Your objective —
Quote the whole listing exactly. Leave the pictures out of your copy.

Data to process —
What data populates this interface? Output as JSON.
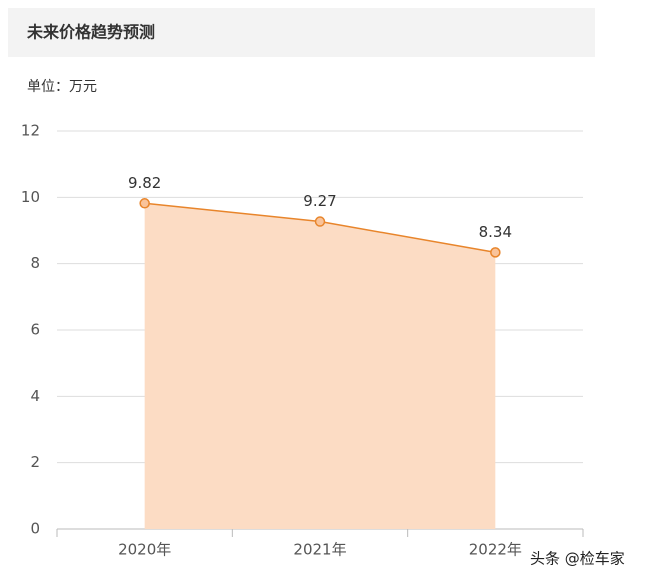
{
  "chart_data": {
    "type": "area",
    "title": "未来价格趋势预测",
    "unit_label": "单位：万元",
    "categories": [
      "2020年",
      "2021年",
      "2022年"
    ],
    "values": [
      9.82,
      9.27,
      8.34
    ],
    "color": "#e8852b",
    "fill_color": "#fcdcc4",
    "marker_color": "#f9c39a",
    "ylim": [
      0,
      12
    ],
    "yticks": [
      0,
      2,
      4,
      6,
      8,
      10,
      12
    ],
    "grid": true,
    "watermark": "头条 @检车家"
  }
}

The completed task —
What data populates this interface? Output as JSON.
{
  "chart_data": {
    "type": "area",
    "title": "未来价格趋势预测",
    "unit_label": "单位：万元",
    "categories": [
      "2020年",
      "2021年",
      "2022年"
    ],
    "values": [
      9.82,
      9.27,
      8.34
    ],
    "color": "#e8852b",
    "fill_color": "#fcdcc4",
    "marker_color": "#f9c39a",
    "ylim": [
      0,
      12
    ],
    "yticks": [
      0,
      2,
      4,
      6,
      8,
      10,
      12
    ],
    "grid": true,
    "watermark": "头条 @检车家"
  }
}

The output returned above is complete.